(Data items)
# # # # #

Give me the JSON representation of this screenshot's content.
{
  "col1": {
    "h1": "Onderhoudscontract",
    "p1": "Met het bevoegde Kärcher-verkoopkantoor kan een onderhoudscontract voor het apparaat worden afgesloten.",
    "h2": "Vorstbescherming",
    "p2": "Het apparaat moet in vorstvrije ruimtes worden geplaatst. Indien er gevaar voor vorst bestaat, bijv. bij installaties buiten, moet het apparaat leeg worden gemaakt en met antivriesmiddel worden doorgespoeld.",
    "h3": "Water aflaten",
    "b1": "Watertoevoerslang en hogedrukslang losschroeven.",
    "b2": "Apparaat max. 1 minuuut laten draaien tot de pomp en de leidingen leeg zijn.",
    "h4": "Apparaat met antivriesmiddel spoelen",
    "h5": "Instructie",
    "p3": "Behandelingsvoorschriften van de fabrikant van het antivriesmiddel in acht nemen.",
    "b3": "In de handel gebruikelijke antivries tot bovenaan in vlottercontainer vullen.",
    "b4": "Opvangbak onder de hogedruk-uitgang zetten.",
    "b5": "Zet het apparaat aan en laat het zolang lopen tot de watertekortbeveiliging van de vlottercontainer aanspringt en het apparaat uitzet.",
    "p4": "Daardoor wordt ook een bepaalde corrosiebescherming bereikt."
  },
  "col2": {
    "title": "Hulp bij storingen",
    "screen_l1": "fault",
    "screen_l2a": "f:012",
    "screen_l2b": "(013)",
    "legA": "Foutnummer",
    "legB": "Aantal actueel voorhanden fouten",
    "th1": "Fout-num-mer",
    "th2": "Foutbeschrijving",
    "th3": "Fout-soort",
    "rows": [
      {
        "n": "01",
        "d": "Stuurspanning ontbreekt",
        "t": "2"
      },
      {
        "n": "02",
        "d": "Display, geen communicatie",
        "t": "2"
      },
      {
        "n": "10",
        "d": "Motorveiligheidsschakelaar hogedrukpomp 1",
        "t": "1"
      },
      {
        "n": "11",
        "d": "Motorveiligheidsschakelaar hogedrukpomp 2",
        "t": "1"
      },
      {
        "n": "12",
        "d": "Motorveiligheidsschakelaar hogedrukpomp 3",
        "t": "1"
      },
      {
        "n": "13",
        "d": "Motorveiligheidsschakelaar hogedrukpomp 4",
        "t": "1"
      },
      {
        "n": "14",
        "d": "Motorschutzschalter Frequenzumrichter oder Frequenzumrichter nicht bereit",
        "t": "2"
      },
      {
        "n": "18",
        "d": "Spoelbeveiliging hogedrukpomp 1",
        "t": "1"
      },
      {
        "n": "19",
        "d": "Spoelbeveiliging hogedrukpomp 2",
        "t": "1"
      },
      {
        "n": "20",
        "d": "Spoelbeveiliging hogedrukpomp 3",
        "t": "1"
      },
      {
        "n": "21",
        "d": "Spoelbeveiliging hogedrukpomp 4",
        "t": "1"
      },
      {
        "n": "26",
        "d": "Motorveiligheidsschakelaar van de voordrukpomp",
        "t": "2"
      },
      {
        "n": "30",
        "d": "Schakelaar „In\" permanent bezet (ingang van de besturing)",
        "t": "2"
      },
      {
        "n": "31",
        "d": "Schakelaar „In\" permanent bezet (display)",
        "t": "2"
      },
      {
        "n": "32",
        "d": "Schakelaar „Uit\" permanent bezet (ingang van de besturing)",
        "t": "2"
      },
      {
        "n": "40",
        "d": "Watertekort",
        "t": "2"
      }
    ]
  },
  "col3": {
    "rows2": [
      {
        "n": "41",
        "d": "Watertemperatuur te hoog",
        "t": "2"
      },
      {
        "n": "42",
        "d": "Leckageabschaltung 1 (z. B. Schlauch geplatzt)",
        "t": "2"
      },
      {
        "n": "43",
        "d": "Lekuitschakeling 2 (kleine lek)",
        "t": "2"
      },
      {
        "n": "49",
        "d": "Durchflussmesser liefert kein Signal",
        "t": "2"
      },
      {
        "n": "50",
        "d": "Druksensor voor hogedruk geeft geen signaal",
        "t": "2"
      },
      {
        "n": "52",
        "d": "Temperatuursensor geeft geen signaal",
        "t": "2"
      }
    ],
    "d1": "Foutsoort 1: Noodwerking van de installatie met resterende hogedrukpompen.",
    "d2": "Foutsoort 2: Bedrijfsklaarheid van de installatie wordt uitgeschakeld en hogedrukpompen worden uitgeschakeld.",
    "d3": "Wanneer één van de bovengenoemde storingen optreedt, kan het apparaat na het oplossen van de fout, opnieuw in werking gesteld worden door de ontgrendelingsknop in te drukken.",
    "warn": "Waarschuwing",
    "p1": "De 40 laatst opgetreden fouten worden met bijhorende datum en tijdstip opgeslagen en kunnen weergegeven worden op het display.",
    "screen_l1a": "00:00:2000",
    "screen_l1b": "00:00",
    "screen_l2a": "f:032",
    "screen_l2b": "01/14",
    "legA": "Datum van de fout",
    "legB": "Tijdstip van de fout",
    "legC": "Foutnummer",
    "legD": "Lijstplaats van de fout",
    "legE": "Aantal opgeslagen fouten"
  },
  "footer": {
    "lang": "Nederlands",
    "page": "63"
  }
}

# # # # #

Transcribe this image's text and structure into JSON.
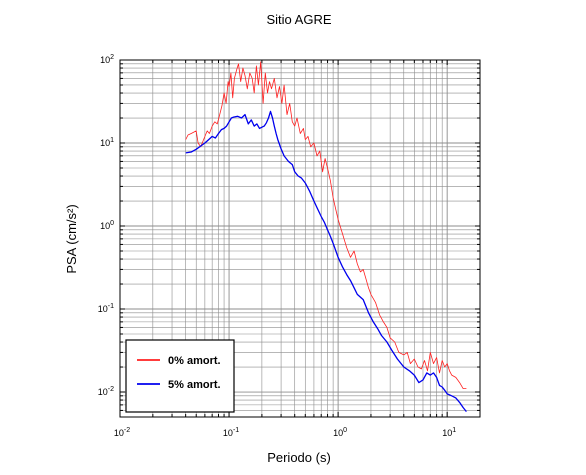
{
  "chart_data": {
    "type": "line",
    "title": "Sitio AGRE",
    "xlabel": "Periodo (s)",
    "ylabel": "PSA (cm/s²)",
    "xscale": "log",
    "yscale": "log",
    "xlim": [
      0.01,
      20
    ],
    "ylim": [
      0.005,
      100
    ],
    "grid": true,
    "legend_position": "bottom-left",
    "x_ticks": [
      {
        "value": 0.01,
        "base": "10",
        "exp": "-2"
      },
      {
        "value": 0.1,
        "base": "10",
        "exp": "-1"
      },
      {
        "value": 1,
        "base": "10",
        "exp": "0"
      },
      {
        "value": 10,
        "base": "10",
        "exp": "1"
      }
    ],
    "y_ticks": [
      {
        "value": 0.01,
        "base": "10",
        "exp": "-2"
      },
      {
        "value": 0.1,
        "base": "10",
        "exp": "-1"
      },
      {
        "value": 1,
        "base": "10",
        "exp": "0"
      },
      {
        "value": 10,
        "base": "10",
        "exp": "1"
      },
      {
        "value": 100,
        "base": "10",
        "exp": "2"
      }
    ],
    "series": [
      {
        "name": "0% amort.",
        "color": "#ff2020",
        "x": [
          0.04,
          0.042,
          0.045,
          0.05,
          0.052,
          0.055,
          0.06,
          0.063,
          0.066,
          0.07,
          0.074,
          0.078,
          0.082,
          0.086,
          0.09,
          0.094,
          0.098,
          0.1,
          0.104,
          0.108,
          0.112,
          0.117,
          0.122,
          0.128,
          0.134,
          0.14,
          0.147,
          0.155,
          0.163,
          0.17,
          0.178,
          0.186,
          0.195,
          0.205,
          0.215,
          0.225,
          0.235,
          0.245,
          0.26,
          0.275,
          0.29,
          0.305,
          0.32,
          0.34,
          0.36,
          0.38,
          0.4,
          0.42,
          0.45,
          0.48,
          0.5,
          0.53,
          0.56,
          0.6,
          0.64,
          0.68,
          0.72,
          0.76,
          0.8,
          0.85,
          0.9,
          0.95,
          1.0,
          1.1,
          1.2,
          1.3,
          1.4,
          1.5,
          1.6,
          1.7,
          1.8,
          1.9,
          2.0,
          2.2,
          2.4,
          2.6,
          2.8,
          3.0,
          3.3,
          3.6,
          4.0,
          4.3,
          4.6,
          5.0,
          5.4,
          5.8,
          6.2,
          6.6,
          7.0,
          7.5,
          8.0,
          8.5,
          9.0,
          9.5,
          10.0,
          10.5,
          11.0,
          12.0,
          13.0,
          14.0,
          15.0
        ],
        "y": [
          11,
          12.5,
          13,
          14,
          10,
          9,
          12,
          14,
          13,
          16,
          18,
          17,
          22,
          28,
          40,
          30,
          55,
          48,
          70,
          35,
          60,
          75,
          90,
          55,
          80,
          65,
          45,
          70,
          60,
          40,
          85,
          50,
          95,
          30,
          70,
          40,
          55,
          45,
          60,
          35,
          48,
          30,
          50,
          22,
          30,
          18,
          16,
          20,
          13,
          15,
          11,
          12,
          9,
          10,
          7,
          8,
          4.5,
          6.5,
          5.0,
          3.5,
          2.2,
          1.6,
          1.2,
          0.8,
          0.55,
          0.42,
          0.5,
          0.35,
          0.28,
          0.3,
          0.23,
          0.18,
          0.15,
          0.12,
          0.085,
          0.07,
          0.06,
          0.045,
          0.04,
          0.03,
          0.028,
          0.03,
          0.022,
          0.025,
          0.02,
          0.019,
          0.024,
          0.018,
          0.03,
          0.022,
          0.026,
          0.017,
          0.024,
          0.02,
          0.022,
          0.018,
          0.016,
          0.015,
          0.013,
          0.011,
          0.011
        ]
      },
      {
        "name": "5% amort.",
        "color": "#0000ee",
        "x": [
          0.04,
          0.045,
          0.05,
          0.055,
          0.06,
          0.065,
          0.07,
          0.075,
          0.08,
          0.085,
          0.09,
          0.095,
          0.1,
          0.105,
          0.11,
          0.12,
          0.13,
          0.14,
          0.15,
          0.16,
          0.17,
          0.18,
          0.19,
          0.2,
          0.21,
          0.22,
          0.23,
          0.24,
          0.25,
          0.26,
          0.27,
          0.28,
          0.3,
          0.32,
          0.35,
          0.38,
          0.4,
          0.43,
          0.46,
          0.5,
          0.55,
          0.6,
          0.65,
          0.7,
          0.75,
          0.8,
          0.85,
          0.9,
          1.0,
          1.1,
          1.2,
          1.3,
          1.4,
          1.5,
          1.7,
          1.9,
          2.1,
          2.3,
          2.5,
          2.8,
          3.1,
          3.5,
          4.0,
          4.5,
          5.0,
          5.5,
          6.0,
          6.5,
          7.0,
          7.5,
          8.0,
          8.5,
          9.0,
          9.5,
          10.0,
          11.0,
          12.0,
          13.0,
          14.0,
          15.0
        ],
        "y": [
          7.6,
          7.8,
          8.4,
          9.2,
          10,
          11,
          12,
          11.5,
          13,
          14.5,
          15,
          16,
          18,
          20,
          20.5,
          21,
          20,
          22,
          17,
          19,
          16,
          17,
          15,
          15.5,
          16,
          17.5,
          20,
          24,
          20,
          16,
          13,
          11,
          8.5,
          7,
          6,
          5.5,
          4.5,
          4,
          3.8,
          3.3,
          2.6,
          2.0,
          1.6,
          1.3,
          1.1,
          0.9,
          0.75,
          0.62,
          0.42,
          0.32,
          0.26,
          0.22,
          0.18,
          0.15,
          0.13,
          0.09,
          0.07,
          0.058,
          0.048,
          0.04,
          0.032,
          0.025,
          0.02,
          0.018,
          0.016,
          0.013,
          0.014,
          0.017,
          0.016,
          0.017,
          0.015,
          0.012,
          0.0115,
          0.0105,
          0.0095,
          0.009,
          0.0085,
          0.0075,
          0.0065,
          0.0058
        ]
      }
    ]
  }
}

# # # # #

=== Exercise task ===
Only a number is wanted: how many lines contain "Motorveiligheidsschakelaar"?

=== Final result ===
5